PROBLEM STATEMENT ::
Leaving out the pictures, transcribe all of the records faithfully.

:::::

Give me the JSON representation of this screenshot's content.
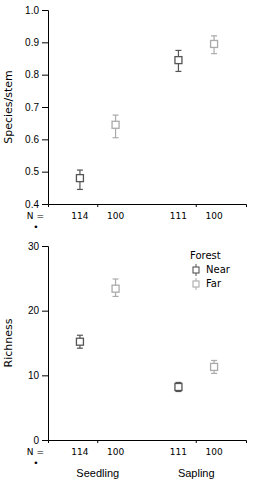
{
  "chart_data": [
    {
      "type": "errorbar",
      "ylabel": "Species/stem",
      "categories": [
        null,
        null
      ],
      "series": [
        {
          "color": "#555555",
          "values": [
            0.48,
            0.845
          ],
          "error_low": [
            0.035,
            0.035
          ],
          "error_high": [
            0.025,
            0.03
          ],
          "n": [
            114,
            111
          ]
        },
        {
          "color": "#aaaaaa",
          "values": [
            0.645,
            0.895
          ],
          "error_low": [
            0.04,
            0.03
          ],
          "error_high": [
            0.03,
            0.025
          ],
          "n": [
            100,
            100
          ]
        }
      ],
      "ylim": [
        0.4,
        1.0
      ],
      "yticks": [
        0.4,
        0.5,
        0.6,
        0.7,
        0.8,
        0.9,
        {
          "value": 1.0,
          "label": "1.0"
        }
      ],
      "n_label": "N =",
      "annotations": [
        "•"
      ],
      "marker": "square",
      "grid": false
    },
    {
      "type": "errorbar",
      "ylabel": "Richness",
      "categories": [
        "Seedling",
        "Sapling"
      ],
      "series": [
        {
          "name": "Near",
          "color": "#555555",
          "values": [
            15.2,
            8.2
          ],
          "error_low": [
            1.0,
            0.7
          ],
          "error_high": [
            1.0,
            0.7
          ],
          "n": [
            114,
            111
          ]
        },
        {
          "name": "Far",
          "color": "#aaaaaa",
          "values": [
            23.4,
            11.3
          ],
          "error_low": [
            1.2,
            1.0
          ],
          "error_high": [
            1.5,
            1.0
          ],
          "n": [
            100,
            100
          ]
        }
      ],
      "ylim": [
        0,
        30
      ],
      "yticks": [
        0,
        10,
        20,
        30
      ],
      "n_label": "N =",
      "annotations": [
        "•"
      ],
      "marker": "square",
      "grid": false,
      "legend": "top-right",
      "legend_title": "Forest"
    }
  ]
}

:::::

EXERCISE RESULT ::
Give me the JSON representation of this screenshot's content.
{
  "chart_data": [
    {
      "type": "errorbar",
      "ylabel": "Species/stem",
      "categories": [
        null,
        null
      ],
      "series": [
        {
          "color": "#555555",
          "values": [
            0.48,
            0.845
          ],
          "error_low": [
            0.035,
            0.035
          ],
          "error_high": [
            0.025,
            0.03
          ],
          "n": [
            114,
            111
          ]
        },
        {
          "color": "#aaaaaa",
          "values": [
            0.645,
            0.895
          ],
          "error_low": [
            0.04,
            0.03
          ],
          "error_high": [
            0.03,
            0.025
          ],
          "n": [
            100,
            100
          ]
        }
      ],
      "ylim": [
        0.4,
        1.0
      ],
      "yticks": [
        0.4,
        0.5,
        0.6,
        0.7,
        0.8,
        0.9,
        {
          "value": 1.0,
          "label": "1.0"
        }
      ],
      "n_label": "N =",
      "annotations": [
        "•"
      ],
      "marker": "square",
      "grid": false
    },
    {
      "type": "errorbar",
      "ylabel": "Richness",
      "categories": [
        "Seedling",
        "Sapling"
      ],
      "series": [
        {
          "name": "Near",
          "color": "#555555",
          "values": [
            15.2,
            8.2
          ],
          "error_low": [
            1.0,
            0.7
          ],
          "error_high": [
            1.0,
            0.7
          ],
          "n": [
            114,
            111
          ]
        },
        {
          "name": "Far",
          "color": "#aaaaaa",
          "values": [
            23.4,
            11.3
          ],
          "error_low": [
            1.2,
            1.0
          ],
          "error_high": [
            1.5,
            1.0
          ],
          "n": [
            100,
            100
          ]
        }
      ],
      "ylim": [
        0,
        30
      ],
      "yticks": [
        0,
        10,
        20,
        30
      ],
      "n_label": "N =",
      "annotations": [
        "•"
      ],
      "marker": "square",
      "grid": false,
      "legend": "top-right",
      "legend_title": "Forest"
    }
  ]
}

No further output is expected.